*Stored data*:

▬▬▬▬▬▬

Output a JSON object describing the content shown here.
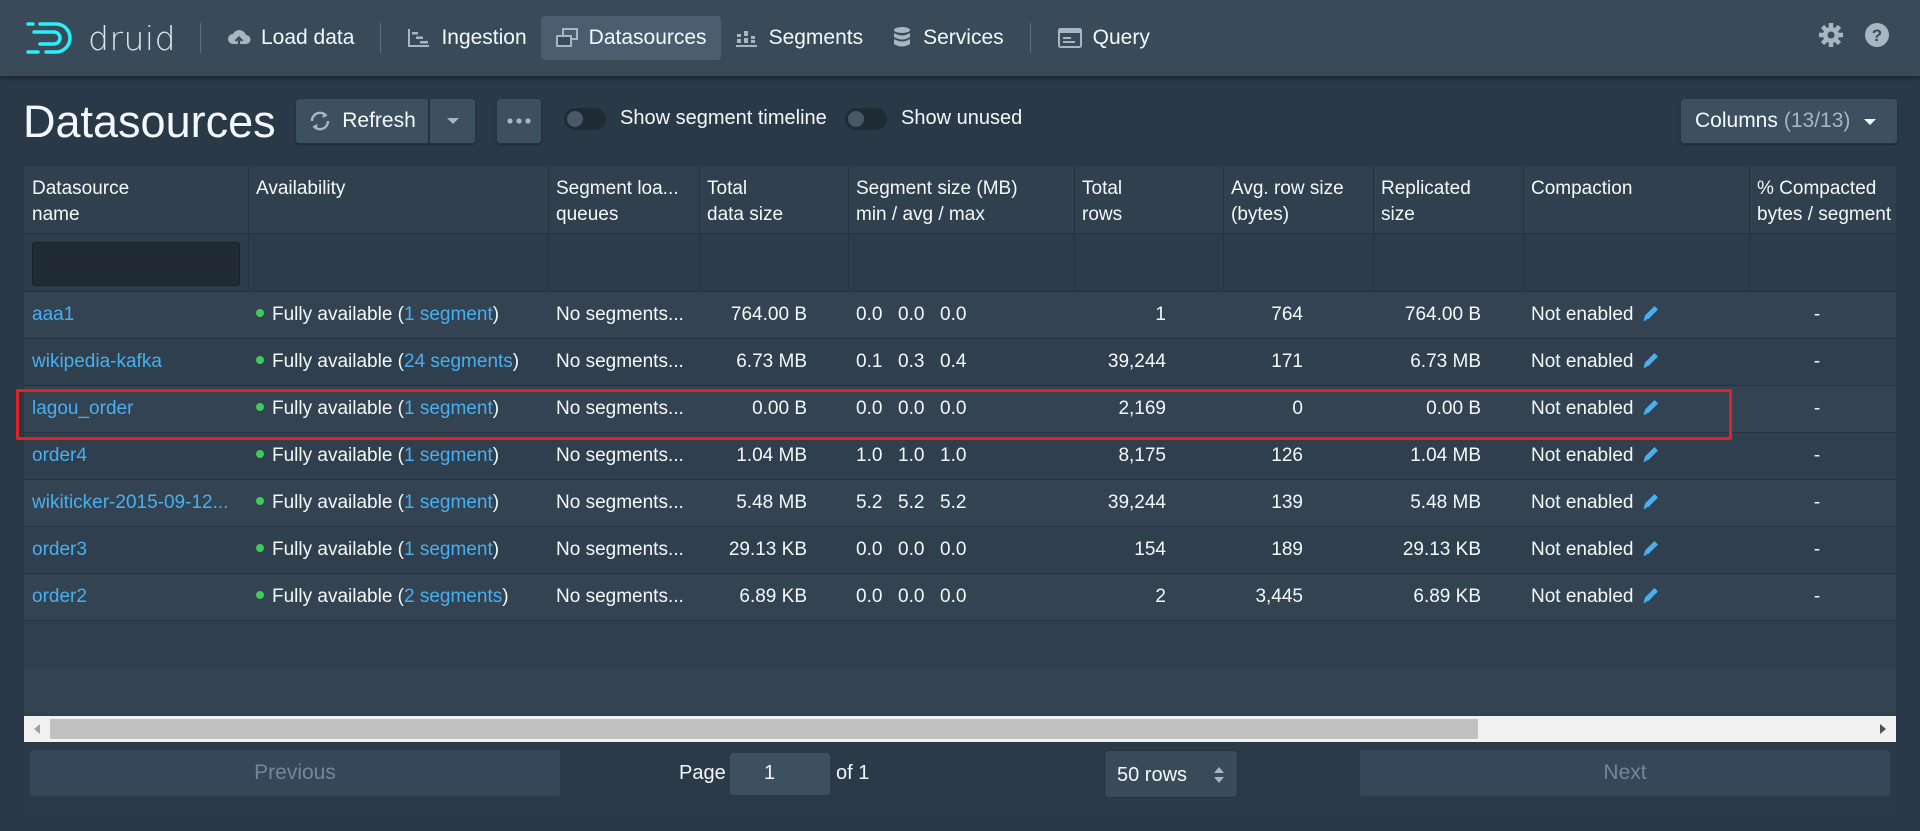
{
  "app": {
    "logo_text": "druid"
  },
  "nav": {
    "load_data": "Load data",
    "ingestion": "Ingestion",
    "datasources": "Datasources",
    "segments": "Segments",
    "services": "Services",
    "query": "Query"
  },
  "page": {
    "title": "Datasources",
    "refresh_label": "Refresh",
    "toggle_timeline": "Show segment timeline",
    "toggle_unused": "Show unused",
    "columns_label": "Columns",
    "columns_count": "(13/13)"
  },
  "headers": {
    "name": "Datasource\nname",
    "availability": "Availability",
    "queues": "Segment loa...\nqueues",
    "total_size": "Total\ndata size",
    "seg_size": "Segment size (MB)\nmin / avg / max",
    "total_rows": "Total\nrows",
    "avg_row": "Avg. row size\n(bytes)",
    "replicated": "Replicated\nsize",
    "compaction": "Compaction",
    "compacted": "% Compacted\nbytes / segment"
  },
  "rows": [
    {
      "name": "aaa1",
      "avail_prefix": "Fully available (",
      "avail_link": "1 segment",
      "avail_suffix": ")",
      "queues": "No segments...",
      "total_size": "764.00 B",
      "min": "0.0",
      "avg": "0.0",
      "max": "0.0",
      "total_rows": "1",
      "avg_row": "764",
      "replicated": "764.00 B",
      "compaction": "Not enabled",
      "compacted": "-"
    },
    {
      "name": "wikipedia-kafka",
      "avail_prefix": "Fully available (",
      "avail_link": "24 segments",
      "avail_suffix": ")",
      "queues": "No segments...",
      "total_size": "6.73 MB",
      "min": "0.1",
      "avg": "0.3",
      "max": "0.4",
      "total_rows": "39,244",
      "avg_row": "171",
      "replicated": "6.73 MB",
      "compaction": "Not enabled",
      "compacted": "-"
    },
    {
      "name": "lagou_order",
      "avail_prefix": "Fully available (",
      "avail_link": "1 segment",
      "avail_suffix": ")",
      "queues": "No segments...",
      "total_size": "0.00 B",
      "min": "0.0",
      "avg": "0.0",
      "max": "0.0",
      "total_rows": "2,169",
      "avg_row": "0",
      "replicated": "0.00 B",
      "compaction": "Not enabled",
      "compacted": "-"
    },
    {
      "name": "order4",
      "avail_prefix": "Fully available (",
      "avail_link": "1 segment",
      "avail_suffix": ")",
      "queues": "No segments...",
      "total_size": "1.04 MB",
      "min": "1.0",
      "avg": "1.0",
      "max": "1.0",
      "total_rows": "8,175",
      "avg_row": "126",
      "replicated": "1.04 MB",
      "compaction": "Not enabled",
      "compacted": "-"
    },
    {
      "name": "wikiticker-2015-09-12...",
      "avail_prefix": "Fully available (",
      "avail_link": "1 segment",
      "avail_suffix": ")",
      "queues": "No segments...",
      "total_size": "5.48 MB",
      "min": "5.2",
      "avg": "5.2",
      "max": "5.2",
      "total_rows": "39,244",
      "avg_row": "139",
      "replicated": "5.48 MB",
      "compaction": "Not enabled",
      "compacted": "-"
    },
    {
      "name": "order3",
      "avail_prefix": "Fully available (",
      "avail_link": "1 segment",
      "avail_suffix": ")",
      "queues": "No segments...",
      "total_size": "29.13 KB",
      "min": "0.0",
      "avg": "0.0",
      "max": "0.0",
      "total_rows": "154",
      "avg_row": "189",
      "replicated": "29.13 KB",
      "compaction": "Not enabled",
      "compacted": "-"
    },
    {
      "name": "order2",
      "avail_prefix": "Fully available (",
      "avail_link": "2 segments",
      "avail_suffix": ")",
      "queues": "No segments...",
      "total_size": "6.89 KB",
      "min": "0.0",
      "avg": "0.0",
      "max": "0.0",
      "total_rows": "2",
      "avg_row": "3,445",
      "replicated": "6.89 KB",
      "compaction": "Not enabled",
      "compacted": "-"
    }
  ],
  "pager": {
    "previous": "Previous",
    "page_label": "Page",
    "page_value": "1",
    "of_label": "of 1",
    "rows_option": "50 rows",
    "next": "Next"
  }
}
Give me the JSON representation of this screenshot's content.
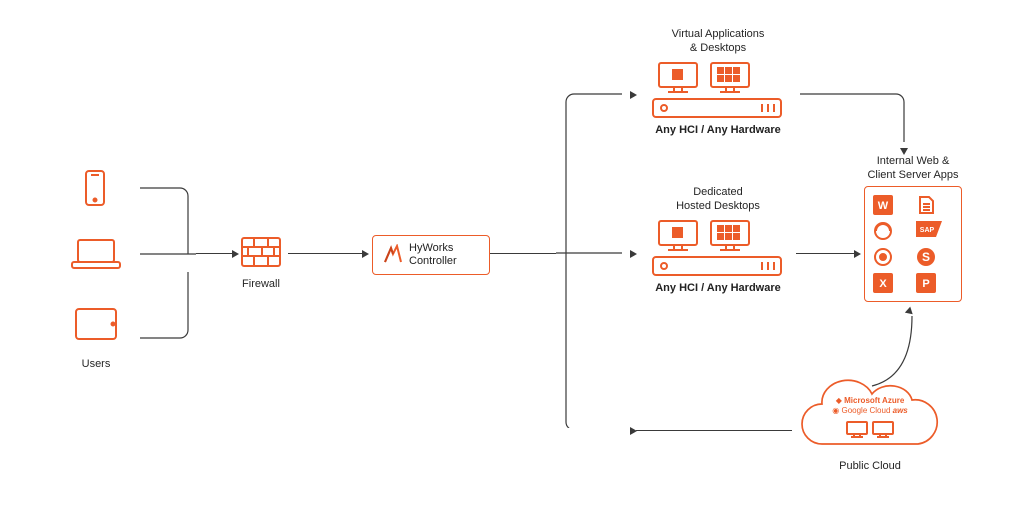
{
  "users": {
    "label": "Users"
  },
  "firewall": {
    "label": "Firewall"
  },
  "controller": {
    "line1": "HyWorks",
    "line2": "Controller"
  },
  "virtual": {
    "title1": "Virtual Applications",
    "title2": "& Desktops",
    "sub": "Any HCI / Any Hardware"
  },
  "dedicated": {
    "title1": "Dedicated",
    "title2": "Hosted Desktops",
    "sub": "Any HCI / Any Hardware"
  },
  "apps": {
    "title1": "Internal Web &",
    "title2": "Client Server Apps"
  },
  "cloud": {
    "label": "Public Cloud",
    "azure": "Microsoft Azure",
    "google": "Google Cloud",
    "aws": "aws"
  }
}
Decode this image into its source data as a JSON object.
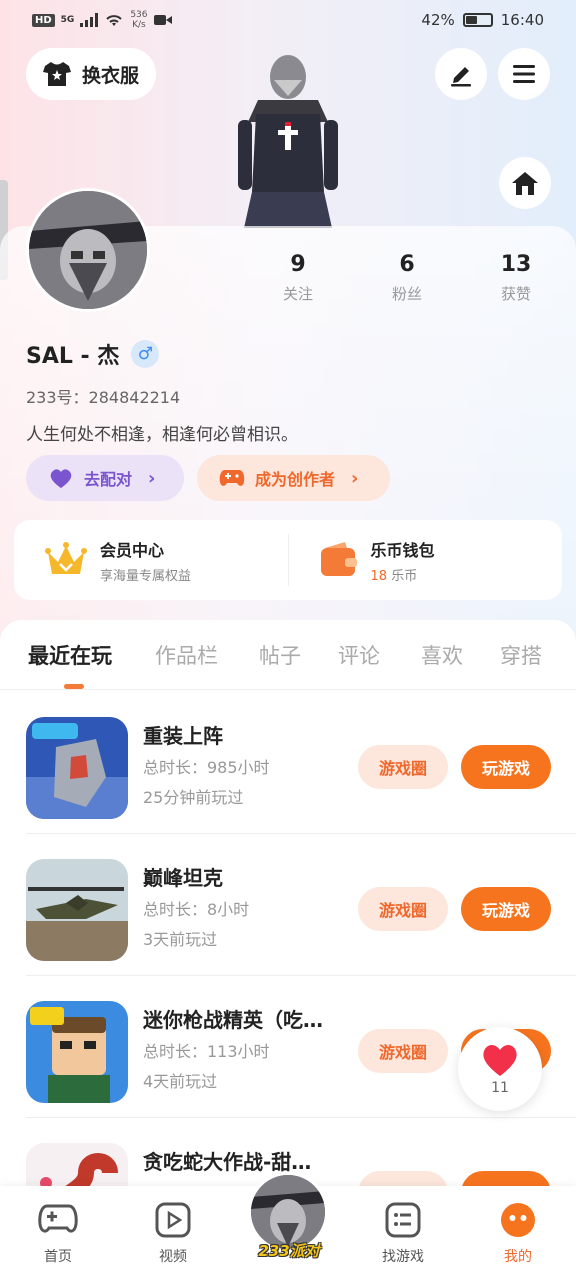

▬▬▬▬▬▬

Transcribe all of the material exactly, leaving out whatever pictures it contains.

Output a JSON object describing the content shown here.
{
  "app": {
    "logo_text": "druid"
  },
  "nav": {
    "load_data": "Load data",
    "ingestion": "Ingestion",
    "datasources": "Datasources",
    "segments": "Segments",
    "services": "Services",
    "query": "Query"
  },
  "page": {
    "title": "Datasources",
    "refresh_label": "Refresh",
    "toggle_timeline": "Show segment timeline",
    "toggle_unused": "Show unused",
    "columns_label": "Columns",
    "columns_count": "(13/13)"
  },
  "headers": {
    "name": "Datasource\nname",
    "availability": "Availability",
    "queues": "Segment loa...\nqueues",
    "total_size": "Total\ndata size",
    "seg_size": "Segment size (MB)\nmin / avg / max",
    "total_rows": "Total\nrows",
    "avg_row": "Avg. row size\n(bytes)",
    "replicated": "Replicated\nsize",
    "compaction": "Compaction",
    "compacted": "% Compacted\nbytes / segment"
  },
  "rows": [
    {
      "name": "aaa1",
      "avail_prefix": "Fully available (",
      "avail_link": "1 segment",
      "avail_suffix": ")",
      "queues": "No segments...",
      "total_size": "764.00 B",
      "min": "0.0",
      "avg": "0.0",
      "max": "0.0",
      "total_rows": "1",
      "avg_row": "764",
      "replicated": "764.00 B",
      "compaction": "Not enabled",
      "compacted": "-"
    },
    {
      "name": "wikipedia-kafka",
      "avail_prefix": "Fully available (",
      "avail_link": "24 segments",
      "avail_suffix": ")",
      "queues": "No segments...",
      "total_size": "6.73 MB",
      "min": "0.1",
      "avg": "0.3",
      "max": "0.4",
      "total_rows": "39,244",
      "avg_row": "171",
      "replicated": "6.73 MB",
      "compaction": "Not enabled",
      "compacted": "-"
    },
    {
      "name": "lagou_order",
      "avail_prefix": "Fully available (",
      "avail_link": "1 segment",
      "avail_suffix": ")",
      "queues": "No segments...",
      "total_size": "0.00 B",
      "min": "0.0",
      "avg": "0.0",
      "max": "0.0",
      "total_rows": "2,169",
      "avg_row": "0",
      "replicated": "0.00 B",
      "compaction": "Not enabled",
      "compacted": "-"
    },
    {
      "name": "order4",
      "avail_prefix": "Fully available (",
      "avail_link": "1 segment",
      "avail_suffix": ")",
      "queues": "No segments...",
      "total_size": "1.04 MB",
      "min": "1.0",
      "avg": "1.0",
      "max": "1.0",
      "total_rows": "8,175",
      "avg_row": "126",
      "replicated": "1.04 MB",
      "compaction": "Not enabled",
      "compacted": "-"
    },
    {
      "name": "wikiticker-2015-09-12...",
      "avail_prefix": "Fully available (",
      "avail_link": "1 segment",
      "avail_suffix": ")",
      "queues": "No segments...",
      "total_size": "5.48 MB",
      "min": "5.2",
      "avg": "5.2",
      "max": "5.2",
      "total_rows": "39,244",
      "avg_row": "139",
      "replicated": "5.48 MB",
      "compaction": "Not enabled",
      "compacted": "-"
    },
    {
      "name": "order3",
      "avail_prefix": "Fully available (",
      "avail_link": "1 segment",
      "avail_suffix": ")",
      "queues": "No segments...",
      "total_size": "29.13 KB",
      "min": "0.0",
      "avg": "0.0",
      "max": "0.0",
      "total_rows": "154",
      "avg_row": "189",
      "replicated": "29.13 KB",
      "compaction": "Not enabled",
      "compacted": "-"
    },
    {
      "name": "order2",
      "avail_prefix": "Fully available (",
      "avail_link": "2 segments",
      "avail_suffix": ")",
      "queues": "No segments...",
      "total_size": "6.89 KB",
      "min": "0.0",
      "avg": "0.0",
      "max": "0.0",
      "total_rows": "2",
      "avg_row": "3,445",
      "replicated": "6.89 KB",
      "compaction": "Not enabled",
      "compacted": "-"
    }
  ],
  "pager": {
    "previous": "Previous",
    "page_label": "Page",
    "page_value": "1",
    "of_label": "of 1",
    "rows_option": "50 rows",
    "next": "Next"
  }
}
Give me the JSON representation of this screenshot's content.
{
  "users": {
    "label": "Users"
  },
  "firewall": {
    "label": "Firewall"
  },
  "controller": {
    "line1": "HyWorks",
    "line2": "Controller"
  },
  "virtual": {
    "title1": "Virtual Applications",
    "title2": "& Desktops",
    "sub": "Any HCI / Any Hardware"
  },
  "dedicated": {
    "title1": "Dedicated",
    "title2": "Hosted Desktops",
    "sub": "Any HCI / Any Hardware"
  },
  "apps": {
    "title1": "Internal Web &",
    "title2": "Client Server Apps"
  },
  "cloud": {
    "label": "Public Cloud",
    "azure": "Microsoft Azure",
    "google": "Google Cloud",
    "aws": "aws"
  }
}
Decode this image into its source data as a JSON object.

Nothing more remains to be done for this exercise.